### EXERCISE DIRECTIONS
Quote the data verbatim from the line containing "List all visible" through the line containing "comment-actions: 回覆 7 (535, 192, 610, 209)", including both of those lines, and omit the pictures from your reply.

### ENTRIES SHOWN

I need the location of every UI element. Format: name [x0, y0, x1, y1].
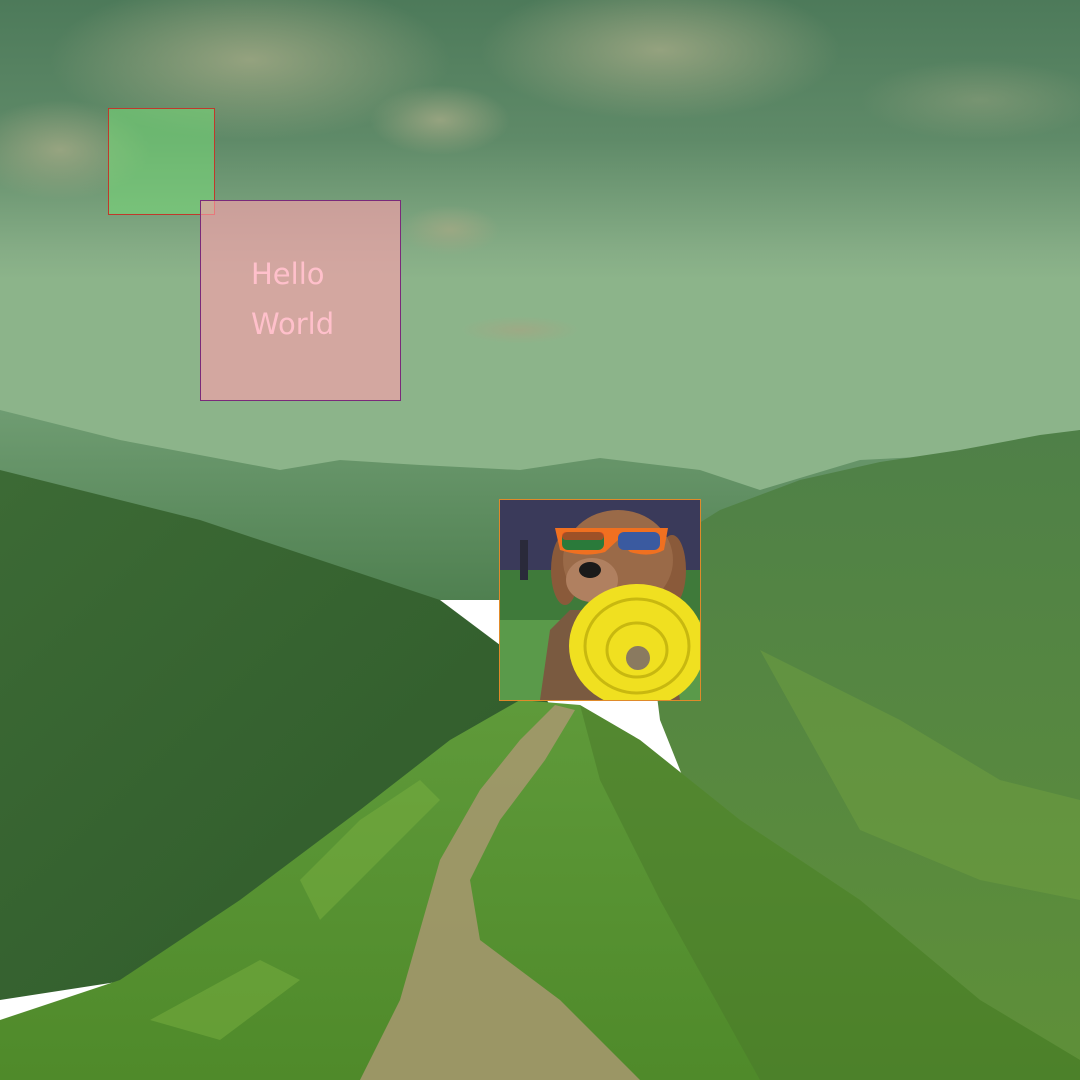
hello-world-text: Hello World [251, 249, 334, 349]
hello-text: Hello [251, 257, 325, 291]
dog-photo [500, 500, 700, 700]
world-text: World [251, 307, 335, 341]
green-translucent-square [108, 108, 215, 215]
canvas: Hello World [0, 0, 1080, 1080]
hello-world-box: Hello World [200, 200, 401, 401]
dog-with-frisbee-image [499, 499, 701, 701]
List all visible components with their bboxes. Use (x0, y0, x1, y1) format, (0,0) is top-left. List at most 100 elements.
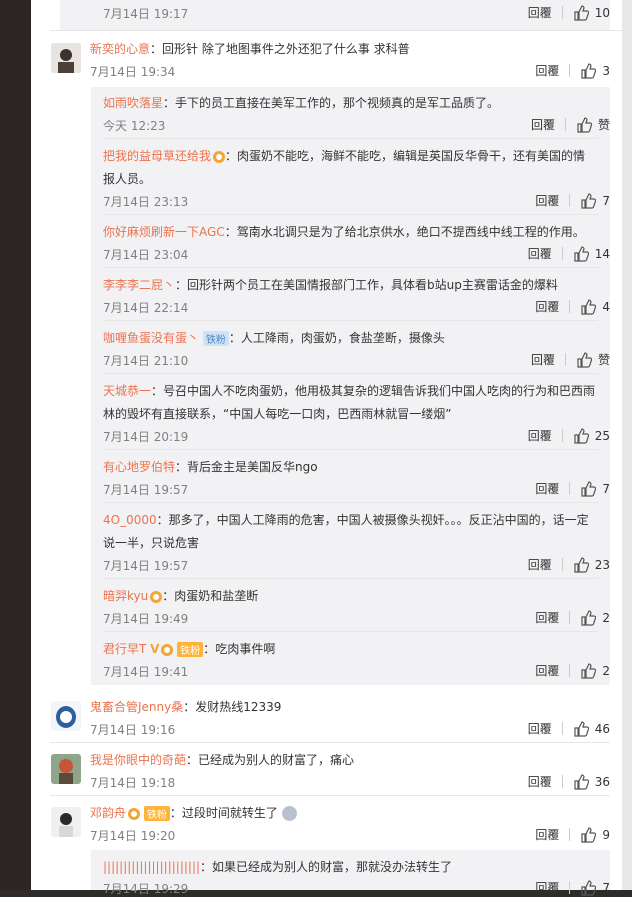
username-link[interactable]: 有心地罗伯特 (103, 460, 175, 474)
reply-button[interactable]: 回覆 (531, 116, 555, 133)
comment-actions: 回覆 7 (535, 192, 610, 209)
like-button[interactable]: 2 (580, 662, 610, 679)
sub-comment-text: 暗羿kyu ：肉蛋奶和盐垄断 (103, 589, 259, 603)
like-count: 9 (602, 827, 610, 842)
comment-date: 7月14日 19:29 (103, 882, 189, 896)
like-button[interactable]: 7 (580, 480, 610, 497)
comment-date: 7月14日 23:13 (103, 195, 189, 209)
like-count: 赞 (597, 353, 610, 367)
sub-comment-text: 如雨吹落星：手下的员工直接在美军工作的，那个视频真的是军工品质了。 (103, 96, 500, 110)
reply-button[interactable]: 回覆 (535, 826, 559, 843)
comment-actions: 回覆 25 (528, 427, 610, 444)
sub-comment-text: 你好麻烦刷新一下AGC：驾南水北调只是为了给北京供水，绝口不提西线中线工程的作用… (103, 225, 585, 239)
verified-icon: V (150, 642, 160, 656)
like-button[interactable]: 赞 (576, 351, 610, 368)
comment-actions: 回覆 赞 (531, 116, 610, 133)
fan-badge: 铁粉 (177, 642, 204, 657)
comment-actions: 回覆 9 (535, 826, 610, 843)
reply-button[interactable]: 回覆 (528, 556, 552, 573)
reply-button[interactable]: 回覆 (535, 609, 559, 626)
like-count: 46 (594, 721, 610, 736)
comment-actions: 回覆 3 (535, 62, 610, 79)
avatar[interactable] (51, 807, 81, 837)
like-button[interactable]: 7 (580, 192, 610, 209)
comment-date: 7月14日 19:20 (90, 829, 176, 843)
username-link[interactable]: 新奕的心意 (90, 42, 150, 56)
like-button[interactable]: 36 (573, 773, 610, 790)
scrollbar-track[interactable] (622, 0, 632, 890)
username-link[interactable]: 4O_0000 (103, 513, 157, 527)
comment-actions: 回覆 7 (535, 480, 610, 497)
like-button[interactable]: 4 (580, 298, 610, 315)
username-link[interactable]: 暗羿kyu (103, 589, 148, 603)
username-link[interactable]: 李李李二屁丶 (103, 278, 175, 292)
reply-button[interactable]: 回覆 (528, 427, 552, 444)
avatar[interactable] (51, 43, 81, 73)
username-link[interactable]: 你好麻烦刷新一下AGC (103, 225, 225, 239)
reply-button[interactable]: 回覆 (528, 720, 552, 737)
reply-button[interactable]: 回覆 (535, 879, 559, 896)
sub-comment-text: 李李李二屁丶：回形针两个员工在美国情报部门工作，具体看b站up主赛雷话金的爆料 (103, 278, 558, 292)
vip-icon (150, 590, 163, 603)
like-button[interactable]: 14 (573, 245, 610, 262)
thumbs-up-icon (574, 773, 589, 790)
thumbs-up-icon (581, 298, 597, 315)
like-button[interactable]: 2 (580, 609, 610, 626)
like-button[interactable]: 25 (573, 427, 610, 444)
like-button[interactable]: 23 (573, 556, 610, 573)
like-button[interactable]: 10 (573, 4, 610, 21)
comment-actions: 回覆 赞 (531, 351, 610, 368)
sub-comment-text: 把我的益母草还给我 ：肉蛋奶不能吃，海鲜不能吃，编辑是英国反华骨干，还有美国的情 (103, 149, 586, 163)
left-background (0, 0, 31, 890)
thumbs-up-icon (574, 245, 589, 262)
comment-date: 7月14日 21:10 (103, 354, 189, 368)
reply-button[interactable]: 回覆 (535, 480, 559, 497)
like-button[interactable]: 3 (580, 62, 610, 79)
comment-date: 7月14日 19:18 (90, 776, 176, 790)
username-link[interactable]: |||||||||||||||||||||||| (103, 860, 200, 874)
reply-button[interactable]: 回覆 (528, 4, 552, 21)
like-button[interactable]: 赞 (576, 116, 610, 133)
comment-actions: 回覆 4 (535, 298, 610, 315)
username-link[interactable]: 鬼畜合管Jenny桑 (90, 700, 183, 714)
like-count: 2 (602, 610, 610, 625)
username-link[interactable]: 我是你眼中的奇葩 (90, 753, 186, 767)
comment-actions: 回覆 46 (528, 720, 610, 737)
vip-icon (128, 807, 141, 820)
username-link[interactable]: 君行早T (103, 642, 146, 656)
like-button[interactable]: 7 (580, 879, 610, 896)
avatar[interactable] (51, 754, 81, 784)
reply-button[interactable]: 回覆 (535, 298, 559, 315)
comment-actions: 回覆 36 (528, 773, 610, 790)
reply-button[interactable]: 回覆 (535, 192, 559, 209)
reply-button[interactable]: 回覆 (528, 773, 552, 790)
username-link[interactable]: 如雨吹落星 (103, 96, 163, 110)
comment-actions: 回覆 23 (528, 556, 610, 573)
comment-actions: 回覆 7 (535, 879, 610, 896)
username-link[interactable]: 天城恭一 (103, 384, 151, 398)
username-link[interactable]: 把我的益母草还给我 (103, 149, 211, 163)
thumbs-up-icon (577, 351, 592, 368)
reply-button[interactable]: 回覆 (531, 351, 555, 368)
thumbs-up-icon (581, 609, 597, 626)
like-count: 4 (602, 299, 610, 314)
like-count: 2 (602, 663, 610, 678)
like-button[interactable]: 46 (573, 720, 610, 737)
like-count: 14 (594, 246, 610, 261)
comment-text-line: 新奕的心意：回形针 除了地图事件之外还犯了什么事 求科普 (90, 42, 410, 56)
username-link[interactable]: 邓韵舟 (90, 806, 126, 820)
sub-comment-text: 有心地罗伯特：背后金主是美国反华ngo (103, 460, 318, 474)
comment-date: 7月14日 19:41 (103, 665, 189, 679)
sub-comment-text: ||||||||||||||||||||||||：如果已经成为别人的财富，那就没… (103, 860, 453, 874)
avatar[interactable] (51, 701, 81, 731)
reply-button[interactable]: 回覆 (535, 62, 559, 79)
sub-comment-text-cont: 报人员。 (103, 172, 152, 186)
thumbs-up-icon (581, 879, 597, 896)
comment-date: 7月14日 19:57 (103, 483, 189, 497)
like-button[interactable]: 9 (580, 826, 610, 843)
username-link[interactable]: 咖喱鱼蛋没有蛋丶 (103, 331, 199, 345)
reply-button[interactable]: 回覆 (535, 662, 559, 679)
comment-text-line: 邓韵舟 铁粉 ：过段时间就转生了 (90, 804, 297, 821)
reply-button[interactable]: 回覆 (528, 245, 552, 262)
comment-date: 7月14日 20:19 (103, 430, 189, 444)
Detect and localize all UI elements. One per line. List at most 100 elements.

---

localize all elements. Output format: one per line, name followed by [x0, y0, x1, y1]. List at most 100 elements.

### FULL RESPONSE
List all visible components with their bboxes. Use (x0, y0, x1, y1) format, (0,0) is top-left. List at most 100 elements.
username-link[interactable]: 有心地罗伯特 (103, 460, 175, 474)
reply-button[interactable]: 回覆 (531, 116, 555, 133)
comment-actions: 回覆 7 (535, 192, 610, 209)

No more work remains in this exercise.